TASK TO CARRY OUT: Lines that contain "this" are to be counted; give only their number.

-- START LISTED ENTRIES --

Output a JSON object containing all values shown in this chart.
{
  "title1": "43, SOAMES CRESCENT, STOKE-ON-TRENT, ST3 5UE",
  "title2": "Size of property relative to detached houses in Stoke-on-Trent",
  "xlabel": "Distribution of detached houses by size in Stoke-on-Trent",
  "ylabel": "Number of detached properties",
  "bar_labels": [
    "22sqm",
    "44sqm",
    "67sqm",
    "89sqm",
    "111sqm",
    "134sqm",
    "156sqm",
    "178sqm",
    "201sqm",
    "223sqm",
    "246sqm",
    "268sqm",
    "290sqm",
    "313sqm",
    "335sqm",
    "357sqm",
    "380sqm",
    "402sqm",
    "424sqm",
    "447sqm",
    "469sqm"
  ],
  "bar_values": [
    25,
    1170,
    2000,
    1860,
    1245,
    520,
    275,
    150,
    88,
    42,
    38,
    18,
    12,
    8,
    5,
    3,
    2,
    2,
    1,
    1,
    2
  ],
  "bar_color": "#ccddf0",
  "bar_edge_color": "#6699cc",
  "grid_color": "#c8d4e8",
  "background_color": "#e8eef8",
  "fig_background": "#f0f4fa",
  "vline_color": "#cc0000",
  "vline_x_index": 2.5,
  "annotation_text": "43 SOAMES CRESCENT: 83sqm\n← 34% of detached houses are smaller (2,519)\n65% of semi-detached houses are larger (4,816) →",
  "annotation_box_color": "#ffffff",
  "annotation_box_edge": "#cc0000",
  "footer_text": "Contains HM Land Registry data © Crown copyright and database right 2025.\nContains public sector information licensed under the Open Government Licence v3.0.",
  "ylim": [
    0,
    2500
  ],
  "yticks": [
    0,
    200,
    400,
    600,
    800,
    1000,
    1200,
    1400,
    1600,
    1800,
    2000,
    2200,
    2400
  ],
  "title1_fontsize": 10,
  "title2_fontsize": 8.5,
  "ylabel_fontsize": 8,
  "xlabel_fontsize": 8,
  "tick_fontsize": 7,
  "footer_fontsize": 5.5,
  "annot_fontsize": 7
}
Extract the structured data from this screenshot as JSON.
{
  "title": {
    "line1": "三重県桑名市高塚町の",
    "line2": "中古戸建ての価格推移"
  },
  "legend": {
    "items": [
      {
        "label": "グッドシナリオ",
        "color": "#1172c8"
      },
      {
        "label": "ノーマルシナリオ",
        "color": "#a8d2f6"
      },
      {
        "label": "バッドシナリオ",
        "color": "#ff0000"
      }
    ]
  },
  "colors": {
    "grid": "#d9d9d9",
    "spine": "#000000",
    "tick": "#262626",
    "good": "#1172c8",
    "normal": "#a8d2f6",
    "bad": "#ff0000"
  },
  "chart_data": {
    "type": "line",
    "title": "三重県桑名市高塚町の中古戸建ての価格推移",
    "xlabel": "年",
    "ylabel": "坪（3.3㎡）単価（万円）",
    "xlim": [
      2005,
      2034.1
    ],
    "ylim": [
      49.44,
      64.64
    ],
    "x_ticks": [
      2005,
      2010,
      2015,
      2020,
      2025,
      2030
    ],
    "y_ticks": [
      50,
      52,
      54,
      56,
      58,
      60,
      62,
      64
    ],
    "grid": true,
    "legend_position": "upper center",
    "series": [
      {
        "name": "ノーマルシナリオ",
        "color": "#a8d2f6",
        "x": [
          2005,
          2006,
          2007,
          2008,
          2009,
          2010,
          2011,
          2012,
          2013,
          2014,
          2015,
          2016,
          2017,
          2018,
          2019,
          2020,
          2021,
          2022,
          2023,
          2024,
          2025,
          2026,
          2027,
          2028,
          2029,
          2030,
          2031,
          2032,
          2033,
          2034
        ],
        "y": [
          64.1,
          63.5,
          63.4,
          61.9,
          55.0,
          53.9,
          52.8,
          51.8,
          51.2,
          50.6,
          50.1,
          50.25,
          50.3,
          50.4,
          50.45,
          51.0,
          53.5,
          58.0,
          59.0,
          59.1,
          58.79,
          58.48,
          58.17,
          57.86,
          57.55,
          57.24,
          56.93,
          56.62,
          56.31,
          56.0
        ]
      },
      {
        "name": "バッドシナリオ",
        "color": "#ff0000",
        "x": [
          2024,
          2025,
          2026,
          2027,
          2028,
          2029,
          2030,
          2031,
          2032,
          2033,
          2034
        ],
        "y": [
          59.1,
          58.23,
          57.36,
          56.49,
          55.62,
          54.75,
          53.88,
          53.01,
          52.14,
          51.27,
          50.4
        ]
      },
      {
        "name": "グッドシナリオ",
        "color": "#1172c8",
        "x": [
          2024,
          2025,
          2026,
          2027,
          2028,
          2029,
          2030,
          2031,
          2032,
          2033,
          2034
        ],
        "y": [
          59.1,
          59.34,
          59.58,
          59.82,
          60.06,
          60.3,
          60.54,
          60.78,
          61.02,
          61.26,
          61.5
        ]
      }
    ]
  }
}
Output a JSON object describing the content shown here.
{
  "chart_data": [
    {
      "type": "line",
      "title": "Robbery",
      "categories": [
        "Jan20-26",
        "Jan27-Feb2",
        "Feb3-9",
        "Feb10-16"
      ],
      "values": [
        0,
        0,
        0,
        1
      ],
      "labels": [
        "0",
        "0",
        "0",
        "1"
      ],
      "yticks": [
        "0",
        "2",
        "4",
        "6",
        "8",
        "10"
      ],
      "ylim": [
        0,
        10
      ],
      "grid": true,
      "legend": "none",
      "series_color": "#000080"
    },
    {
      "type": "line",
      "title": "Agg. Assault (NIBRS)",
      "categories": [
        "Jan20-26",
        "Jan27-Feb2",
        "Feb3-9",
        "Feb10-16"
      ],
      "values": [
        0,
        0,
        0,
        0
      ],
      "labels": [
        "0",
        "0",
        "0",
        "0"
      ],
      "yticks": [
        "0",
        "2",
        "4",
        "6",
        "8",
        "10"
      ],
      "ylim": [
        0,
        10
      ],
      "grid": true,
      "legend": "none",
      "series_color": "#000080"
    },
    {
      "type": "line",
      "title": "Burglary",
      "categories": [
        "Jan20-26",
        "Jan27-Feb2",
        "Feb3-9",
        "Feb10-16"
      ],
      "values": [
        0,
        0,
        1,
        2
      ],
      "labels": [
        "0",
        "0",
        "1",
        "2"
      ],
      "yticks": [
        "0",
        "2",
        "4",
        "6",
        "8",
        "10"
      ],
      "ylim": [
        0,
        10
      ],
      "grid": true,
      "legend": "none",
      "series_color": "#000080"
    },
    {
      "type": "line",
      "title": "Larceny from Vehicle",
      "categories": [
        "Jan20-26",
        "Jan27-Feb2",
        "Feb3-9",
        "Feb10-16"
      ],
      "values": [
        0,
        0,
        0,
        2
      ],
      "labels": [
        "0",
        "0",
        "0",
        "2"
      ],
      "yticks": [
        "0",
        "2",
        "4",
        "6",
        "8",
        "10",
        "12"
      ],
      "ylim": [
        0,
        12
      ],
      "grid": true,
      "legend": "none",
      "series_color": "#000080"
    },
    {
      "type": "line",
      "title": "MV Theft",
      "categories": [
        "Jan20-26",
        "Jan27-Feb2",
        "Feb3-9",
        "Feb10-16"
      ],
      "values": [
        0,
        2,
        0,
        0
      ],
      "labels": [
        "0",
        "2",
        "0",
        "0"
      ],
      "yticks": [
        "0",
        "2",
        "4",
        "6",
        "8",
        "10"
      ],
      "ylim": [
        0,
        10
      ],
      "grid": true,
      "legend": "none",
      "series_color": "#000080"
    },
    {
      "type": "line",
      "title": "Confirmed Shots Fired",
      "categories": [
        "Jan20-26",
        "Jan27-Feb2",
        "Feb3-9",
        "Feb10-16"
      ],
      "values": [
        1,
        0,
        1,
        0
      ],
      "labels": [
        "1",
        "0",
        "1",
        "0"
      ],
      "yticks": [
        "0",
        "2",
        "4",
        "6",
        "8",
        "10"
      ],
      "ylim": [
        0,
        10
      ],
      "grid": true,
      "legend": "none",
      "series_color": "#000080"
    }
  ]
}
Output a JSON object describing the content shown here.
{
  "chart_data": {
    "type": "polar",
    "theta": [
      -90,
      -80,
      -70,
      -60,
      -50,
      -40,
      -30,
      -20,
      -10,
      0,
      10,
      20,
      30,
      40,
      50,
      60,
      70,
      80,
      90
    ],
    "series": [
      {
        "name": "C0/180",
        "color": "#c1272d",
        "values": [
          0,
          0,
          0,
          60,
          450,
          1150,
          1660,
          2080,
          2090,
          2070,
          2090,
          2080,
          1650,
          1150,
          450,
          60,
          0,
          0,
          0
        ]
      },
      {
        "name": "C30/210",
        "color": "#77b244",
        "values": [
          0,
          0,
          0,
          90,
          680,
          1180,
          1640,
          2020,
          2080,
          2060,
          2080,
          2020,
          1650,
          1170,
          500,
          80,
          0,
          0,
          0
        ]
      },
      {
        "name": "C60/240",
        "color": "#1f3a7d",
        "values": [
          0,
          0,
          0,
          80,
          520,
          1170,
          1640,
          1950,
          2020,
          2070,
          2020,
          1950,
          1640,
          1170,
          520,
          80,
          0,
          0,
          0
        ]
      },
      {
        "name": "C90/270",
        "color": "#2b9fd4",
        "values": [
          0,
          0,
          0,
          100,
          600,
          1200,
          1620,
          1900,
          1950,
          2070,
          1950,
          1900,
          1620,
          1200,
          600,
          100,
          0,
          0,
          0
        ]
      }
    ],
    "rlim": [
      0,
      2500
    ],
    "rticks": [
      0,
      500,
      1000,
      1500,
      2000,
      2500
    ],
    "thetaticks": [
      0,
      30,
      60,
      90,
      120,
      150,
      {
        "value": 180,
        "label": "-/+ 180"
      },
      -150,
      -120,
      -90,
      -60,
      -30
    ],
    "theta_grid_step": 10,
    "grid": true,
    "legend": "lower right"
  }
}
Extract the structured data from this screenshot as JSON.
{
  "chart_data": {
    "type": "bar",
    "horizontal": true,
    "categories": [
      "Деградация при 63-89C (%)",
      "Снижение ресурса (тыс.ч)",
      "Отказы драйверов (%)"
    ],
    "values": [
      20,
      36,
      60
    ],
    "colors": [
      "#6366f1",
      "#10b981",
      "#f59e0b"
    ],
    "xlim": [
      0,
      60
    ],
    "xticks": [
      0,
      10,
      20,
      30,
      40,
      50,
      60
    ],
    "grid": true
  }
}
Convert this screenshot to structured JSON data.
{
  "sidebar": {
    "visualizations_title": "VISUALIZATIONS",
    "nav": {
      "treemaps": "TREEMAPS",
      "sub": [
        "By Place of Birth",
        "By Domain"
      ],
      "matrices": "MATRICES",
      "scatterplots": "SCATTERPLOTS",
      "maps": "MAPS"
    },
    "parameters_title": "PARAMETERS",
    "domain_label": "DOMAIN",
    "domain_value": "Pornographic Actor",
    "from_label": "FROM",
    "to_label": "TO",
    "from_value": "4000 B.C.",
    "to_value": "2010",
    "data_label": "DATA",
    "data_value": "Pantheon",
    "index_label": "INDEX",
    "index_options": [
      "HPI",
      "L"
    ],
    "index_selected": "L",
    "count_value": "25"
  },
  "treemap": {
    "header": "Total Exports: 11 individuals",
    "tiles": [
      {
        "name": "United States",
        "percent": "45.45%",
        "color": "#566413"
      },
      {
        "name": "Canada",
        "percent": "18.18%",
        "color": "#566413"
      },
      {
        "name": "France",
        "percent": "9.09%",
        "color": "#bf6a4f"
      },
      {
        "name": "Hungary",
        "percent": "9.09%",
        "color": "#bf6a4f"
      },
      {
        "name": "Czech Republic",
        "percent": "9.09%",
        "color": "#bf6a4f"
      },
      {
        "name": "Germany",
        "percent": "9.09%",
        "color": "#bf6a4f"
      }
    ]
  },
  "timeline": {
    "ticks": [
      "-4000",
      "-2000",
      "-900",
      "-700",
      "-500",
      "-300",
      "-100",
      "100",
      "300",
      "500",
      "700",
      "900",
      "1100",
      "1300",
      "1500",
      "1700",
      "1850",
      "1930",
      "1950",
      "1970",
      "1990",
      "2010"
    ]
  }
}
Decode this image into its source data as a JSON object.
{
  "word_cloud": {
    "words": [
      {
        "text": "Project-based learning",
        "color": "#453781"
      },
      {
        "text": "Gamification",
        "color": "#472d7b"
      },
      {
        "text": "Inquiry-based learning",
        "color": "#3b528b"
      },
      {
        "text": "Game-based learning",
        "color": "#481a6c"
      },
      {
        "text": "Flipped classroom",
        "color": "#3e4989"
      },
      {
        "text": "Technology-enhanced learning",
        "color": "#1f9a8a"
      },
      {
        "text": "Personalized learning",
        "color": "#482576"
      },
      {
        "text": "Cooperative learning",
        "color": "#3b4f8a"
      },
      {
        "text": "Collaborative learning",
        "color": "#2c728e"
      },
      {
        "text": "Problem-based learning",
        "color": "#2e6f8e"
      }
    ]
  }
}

-- END LISTED ENTRIES --

REPLY: 5